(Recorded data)
*-*-*

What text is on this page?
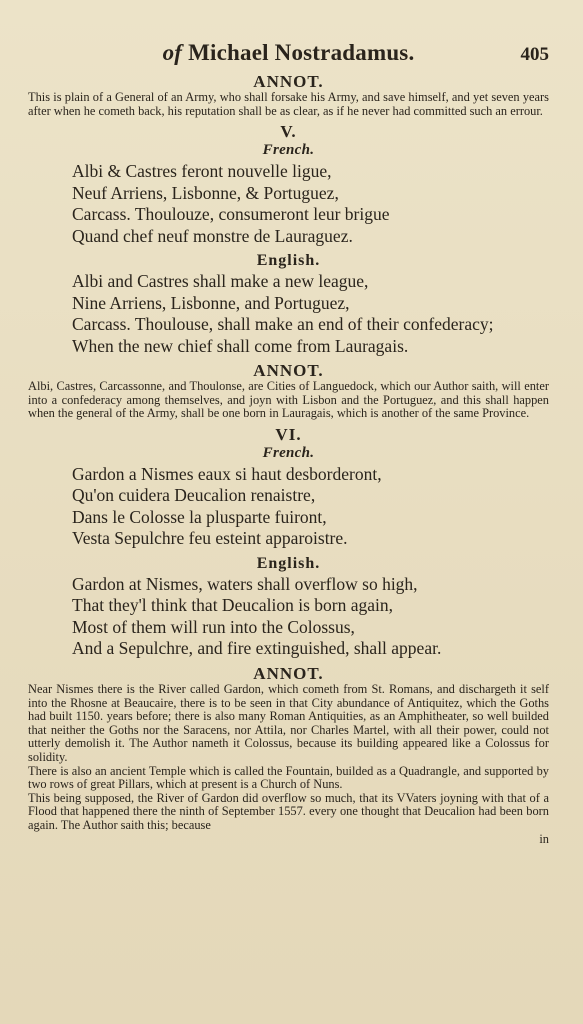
of Michael Nostradamus.	405
ANNOT.

This is plain of a General of an Army, who shall forsake his Army, and save himself, and yet seven years after when he cometh back, his reputation shall be as clear, as if he never had committed such an errour.

V.
French.
Albi & Castres feront nouvelle ligue,
Neuf Arriens, Lisbonne, & Portuguez,
Carcass. Thoulouze, consumeront leur brigue
Quand chef neuf monstre de Lauraguez.
English.
Albi and Castres shall make a new league,
Nine Arriens, Lisbonne, and Portuguez,
Carcass. Thoulouse, shall make an end of their confederacy;
When the new chief shall come from Lauragais.
ANNOT.

Albi, Castres, Carcassonne, and Thoulonse, are Cities of Languedock, which our Author saith, will enter into a confederacy among themselves, and joyn with Lisbon and the Portuguez, and this shall happen when the general of the Army, shall be one born in Lauragais, which is another of the same Province.

VI.
French.
Gardon a Nismes eaux si haut desborderont,
Qu'on cuidera Deucalion renaistre,
Dans le Colosse la plusparte fuiront,
Vesta Sepulchre feu esteint apparoistre.
English.
Gardon at Nismes, waters shall overflow so high,
That they'l think that Deucalion is born again,
Most of them will run into the Colossus,
And a Sepulchre, and fire extinguished, shall appear.
ANNOT.

Near Nismes there is the River called Gardon, which cometh from St. Romans, and dischargeth it self into the Rhosne at Beaucaire, there is to be seen in that City abundance of Antiquitez, which the Goths had built 1150. years before; there is also many Roman Antiquities, as an Amphitheater, so well builded that neither the Goths nor the Saracens, nor Attila, nor Charles Martel, with all their power, could not utterly demolish it. The Author nameth it Colossus, because its building appeared like a Colossus for solidity.

There is also an ancient Temple which is called the Fountain, builded as a Quadrangle, and supported by two rows of great Pillars, which at present is a Church of Nuns.

This being supposed, the River of Gardon did overflow so much, that its VVaters joyning with that of a Flood that happened there the ninth of September 1557. every one thought that Deucalion had been born again. The Author saith this; because

in
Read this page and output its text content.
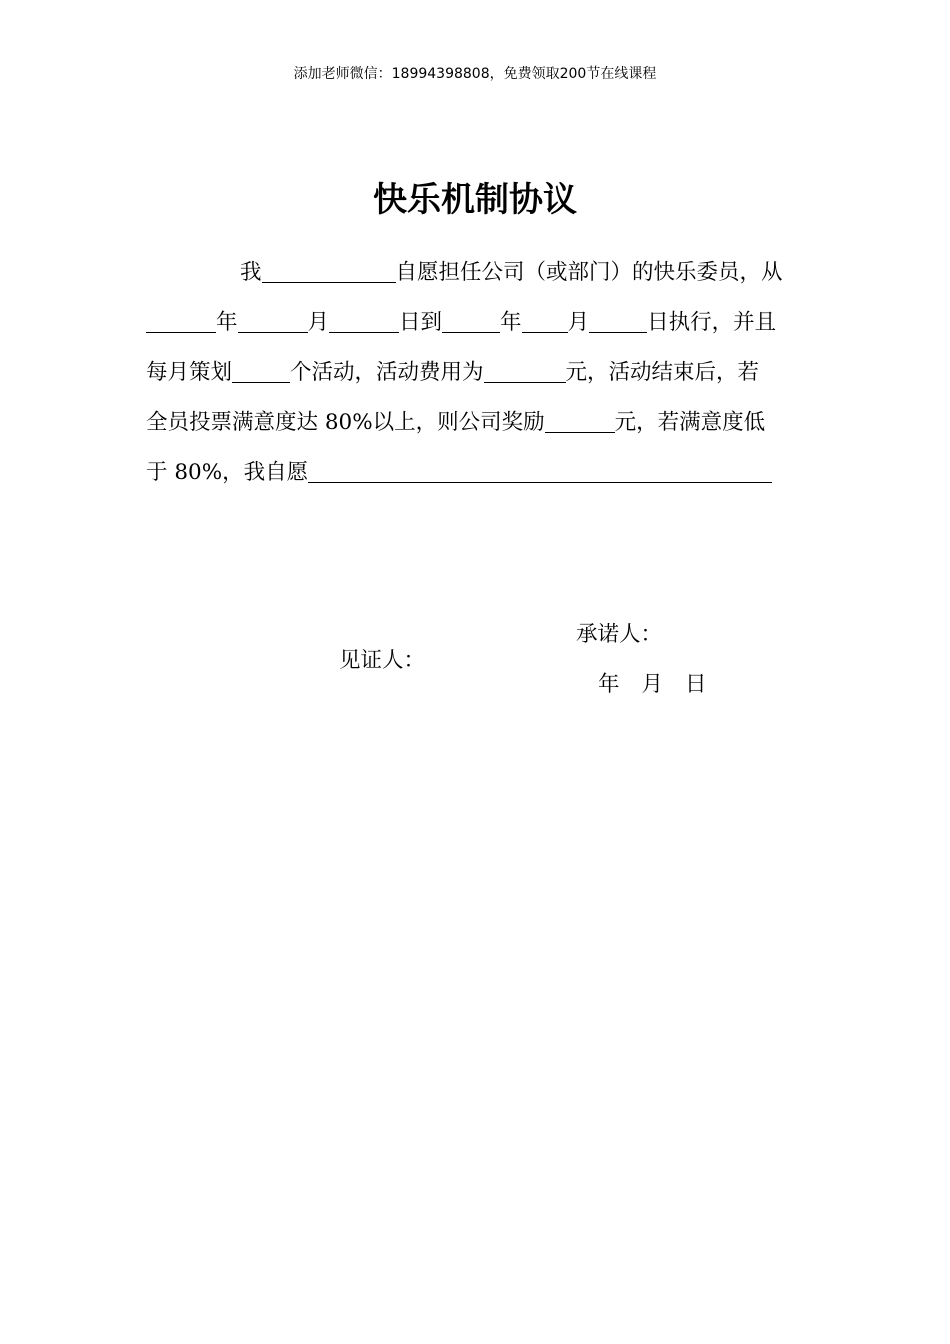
添加老师微信：18994398808，免费领取200节在线课程
快乐机制协议
我	自愿担任公司（或部门）的快乐委员，从
年	月	日到	年 月	日执行，并且
每月策划	个活动，活动费用为	元，活动结束后，若
全员投票满意度达 80%以上，则公司奖励	元，若满意度低
于 80%，我自愿
承诺人：
见证人：
年 月 日
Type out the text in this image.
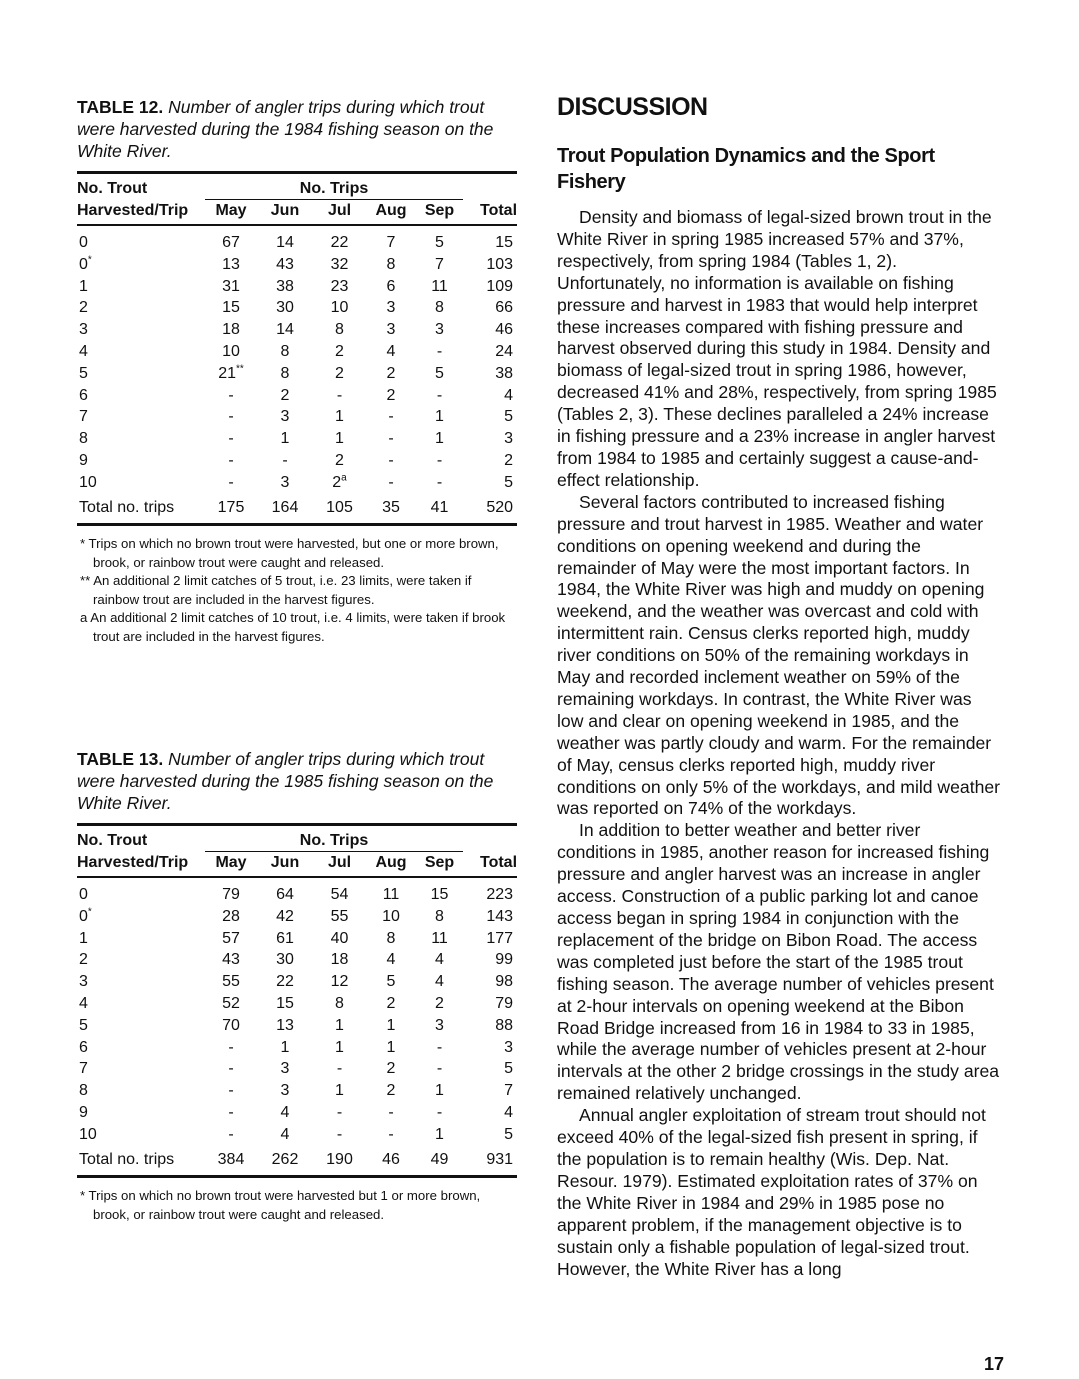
TABLE 12. Number of angler trips during which trout were harvested during the 1984 fishing season on the White River.

No. Trout	No. Trips					
Harvested/Trip	May	Jun	Jul	Aug	Sep	Total
0	67	14	22	7	5	15
0*	13	43	32	8	7	103
1	31	38	23	6	11	109
2	15	30	10	3	8	66
3	18	14	8	3	3	46
4	10	8	2	4	-	24
5	21**	8	2	2	5	38
6	-	2	-	2	-	4
7	-	3	1	-	1	5
8	-	1	1	-	1	3
9	-	-	2	-	-	2
10	-	3	2$^a$	-	-	5
Total no. trips	175	164	105	35	41	520

* Trips on which no brown trout were harvested, but one or more brown, brook, or rainbow trout were caught and released.

** An additional 2 limit catches of 5 trout, i.e. 23 limits, were taken if rainbow trout are included in the harvest figures.

a An additional 2 limit catches of 10 trout, i.e. 4 limits, were taken if brook trout are included in the harvest figures.

TABLE 13. Number of angler trips during which trout were harvested during the 1985 fishing season on the White River.

No. Trout	No. Trips					
Harvested/Trip	May	Jun	Jul	Aug	Sep	Total
0	79	64	54	11	15	223
0*	28	42	55	10	8	143
1	57	61	40	8	11	177
2	43	30	18	4	4	99
3	55	22	12	5	4	98
4	52	15	8	2	2	79
5	70	13	1	1	3	88
6	-	1	1	1	-	3
7	-	3	-	2	-	5
8	-	3	1	2	1	7
9	-	4	-	-	-	4
10	-	4	-	-	1	5
Total no. trips	384	262	190	46	49	931

* Trips on which no brown trout were harvested but 1 or more brown, brook, or rainbow trout were caught and released.

DISCUSSION
Trout Population Dynamics and the Sport Fishery

Density and biomass of legal-sized brown trout in the White River in spring 1985 increased 57% and 37%, respectively, from spring 1984 (Tables 1, 2). Unfortunately, no information is available on fishing pressure and harvest in 1983 that would help interpret these increases compared with fishing pressure and harvest observed during this study in 1984. Density and biomass of legal-sized trout in spring 1986, however, decreased 41% and 28%, respectively, from spring 1985 (Tables 2, 3). These declines paralleled a 24% increase in fishing pressure and a 23% increase in angler harvest from 1984 to 1985 and certainly suggest a cause-and-effect relationship.

Several factors contributed to increased fishing pressure and trout harvest in 1985. Weather and water conditions on opening weekend and during the remainder of May were the most important factors. In 1984, the White River was high and muddy on opening weekend, and the weather was overcast and cold with intermittent rain. Census clerks reported high, muddy river conditions on 50% of the remaining workdays in May and recorded inclement weather on 59% of the remaining workdays. In contrast, the White River was low and clear on opening weekend in 1985, and the weather was partly cloudy and warm. For the remainder of May, census clerks reported high, muddy river conditions on only 5% of the workdays, and mild weather was reported on 74% of the workdays.

In addition to better weather and better river conditions in 1985, another reason for increased fishing pressure and angler harvest was an increase in angler access. Construction of a public parking lot and canoe access began in spring 1984 in conjunction with the replacement of the bridge on Bibon Road. The access was completed just before the start of the 1985 trout fishing season. The average number of vehicles present at 2-hour intervals on opening weekend at the Bibon Road Bridge increased from 16 in 1984 to 33 in 1985, while the average number of vehicles present at 2-hour intervals at the other 2 bridge crossings in the study area remained relatively unchanged.

Annual angler exploitation of stream trout should not exceed 40% of the legal-sized fish present in spring, if the population is to remain healthy (Wis. Dep. Nat. Resour. 1979). Estimated exploitation rates of 37% on the White River in 1984 and 29% in 1985 pose no apparent problem, if the management objective is to sustain only a fishable population of legal-sized trout. However, the White River has a long

17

*-*-*

THE EXERCISE: Restate the whole listing above exactly, please, omitting every image.

TASK RESULT:
What text is on this page?
of Michael Nostradamus.	405
ANNOT.

This is plain of a General of an Army, who shall forsake his Army, and save himself, and yet seven years after when he cometh back, his reputation shall be as clear, as if he never had committed such an errour.

V.
French.
Albi & Castres feront nouvelle ligue,
Neuf Arriens, Lisbonne, & Portuguez,
Carcass. Thoulouze, consumeront leur brigue
Quand chef neuf monstre de Lauraguez.
English.
Albi and Castres shall make a new league,
Nine Arriens, Lisbonne, and Portuguez,
Carcass. Thoulouse, shall make an end of their confederacy;
When the new chief shall come from Lauragais.
ANNOT.

Albi, Castres, Carcassonne, and Thoulonse, are Cities of Languedock, which our Author saith, will enter into a confederacy among themselves, and joyn with Lisbon and the Portuguez, and this shall happen when the general of the Army, shall be one born in Lauragais, which is another of the same Province.

VI.
French.
Gardon a Nismes eaux si haut desborderont,
Qu'on cuidera Deucalion renaistre,
Dans le Colosse la plusparte fuiront,
Vesta Sepulchre feu esteint apparoistre.
English.
Gardon at Nismes, waters shall overflow so high,
That they'l think that Deucalion is born again,
Most of them will run into the Colossus,
And a Sepulchre, and fire extinguished, shall appear.
ANNOT.

Near Nismes there is the River called Gardon, which cometh from St. Romans, and dischargeth it self into the Rhosne at Beaucaire, there is to be seen in that City abundance of Antiquitez, which the Goths had built 1150. years before; there is also many Roman Antiquities, as an Amphitheater, so well builded that neither the Goths nor the Saracens, nor Attila, nor Charles Martel, with all their power, could not utterly demolish it. The Author nameth it Colossus, because its building appeared like a Colossus for solidity.

There is also an ancient Temple which is called the Fountain, builded as a Quadrangle, and supported by two rows of great Pillars, which at present is a Church of Nuns.

This being supposed, the River of Gardon did overflow so much, that its VVaters joyning with that of a Flood that happened there the ninth of September 1557. every one thought that Deucalion had been born again. The Author saith this; because

in
Read this page and output its text content.
添加老师微信：18994398808，免费领取200节在线课程
快乐机制协议
我	自愿担任公司（或部门）的快乐委员，从
年	月	日到	年 月	日执行，并且
每月策划	个活动，活动费用为	元，活动结束后，若
全员投票满意度达 80%以上，则公司奖励	元，若满意度低
于 80%，我自愿
承诺人：
见证人：
年 月 日
Type out the text in this image.
TABLE 12. Number of angler trips during which trout were harvested during the 1984 fishing season on the White River.

No. Trout	No. Trips					
Harvested/Trip	May	Jun	Jul	Aug	Sep	Total
0	67	14	22	7	5	15
0*	13	43	32	8	7	103
1	31	38	23	6	11	109
2	15	30	10	3	8	66
3	18	14	8	3	3	46
4	10	8	2	4	-	24
5	21**	8	2	2	5	38
6	-	2	-	2	-	4
7	-	3	1	-	1	5
8	-	1	1	-	1	3
9	-	-	2	-	-	2
10	-	3	2$^a$	-	-	5
Total no. trips	175	164	105	35	41	520

* Trips on which no brown trout were harvested, but one or more brown, brook, or rainbow trout were caught and released.

** An additional 2 limit catches of 5 trout, i.e. 23 limits, were taken if rainbow trout are included in the harvest figures.

a An additional 2 limit catches of 10 trout, i.e. 4 limits, were taken if brook trout are included in the harvest figures.

TABLE 13. Number of angler trips during which trout were harvested during the 1985 fishing season on the White River.

No. Trout	No. Trips					
Harvested/Trip	May	Jun	Jul	Aug	Sep	Total
0	79	64	54	11	15	223
0*	28	42	55	10	8	143
1	57	61	40	8	11	177
2	43	30	18	4	4	99
3	55	22	12	5	4	98
4	52	15	8	2	2	79
5	70	13	1	1	3	88
6	-	1	1	1	-	3
7	-	3	-	2	-	5
8	-	3	1	2	1	7
9	-	4	-	-	-	4
10	-	4	-	-	1	5
Total no. trips	384	262	190	46	49	931

* Trips on which no brown trout were harvested but 1 or more brown, brook, or rainbow trout were caught and released.

DISCUSSION
Trout Population Dynamics and the Sport Fishery

Density and biomass of legal-sized brown trout in the White River in spring 1985 increased 57% and 37%, respectively, from spring 1984 (Tables 1, 2). Unfortunately, no information is available on fishing pressure and harvest in 1983 that would help interpret these increases compared with fishing pressure and harvest observed during this study in 1984. Density and biomass of legal-sized trout in spring 1986, however, decreased 41% and 28%, respectively, from spring 1985 (Tables 2, 3). These declines paralleled a 24% increase in fishing pressure and a 23% increase in angler harvest from 1984 to 1985 and certainly suggest a cause-and-effect relationship.

Several factors contributed to increased fishing pressure and trout harvest in 1985. Weather and water conditions on opening weekend and during the remainder of May were the most important factors. In 1984, the White River was high and muddy on opening weekend, and the weather was overcast and cold with intermittent rain. Census clerks reported high, muddy river conditions on 50% of the remaining workdays in May and recorded inclement weather on 59% of the remaining workdays. In contrast, the White River was low and clear on opening weekend in 1985, and the weather was partly cloudy and warm. For the remainder of May, census clerks reported high, muddy river conditions on only 5% of the workdays, and mild weather was reported on 74% of the workdays.

In addition to better weather and better river conditions in 1985, another reason for increased fishing pressure and angler harvest was an increase in angler access. Construction of a public parking lot and canoe access began in spring 1984 in conjunction with the replacement of the bridge on Bibon Road. The access was completed just before the start of the 1985 trout fishing season. The average number of vehicles present at 2-hour intervals on opening weekend at the Bibon Road Bridge increased from 16 in 1984 to 33 in 1985, while the average number of vehicles present at 2-hour intervals at the other 2 bridge crossings in the study area remained relatively unchanged.

Annual angler exploitation of stream trout should not exceed 40% of the legal-sized fish present in spring, if the population is to remain healthy (Wis. Dep. Nat. Resour. 1979). Estimated exploitation rates of 37% on the White River in 1984 and 29% in 1985 pose no apparent problem, if the management objective is to sustain only a fishable population of legal-sized trout. However, the White River has a long

17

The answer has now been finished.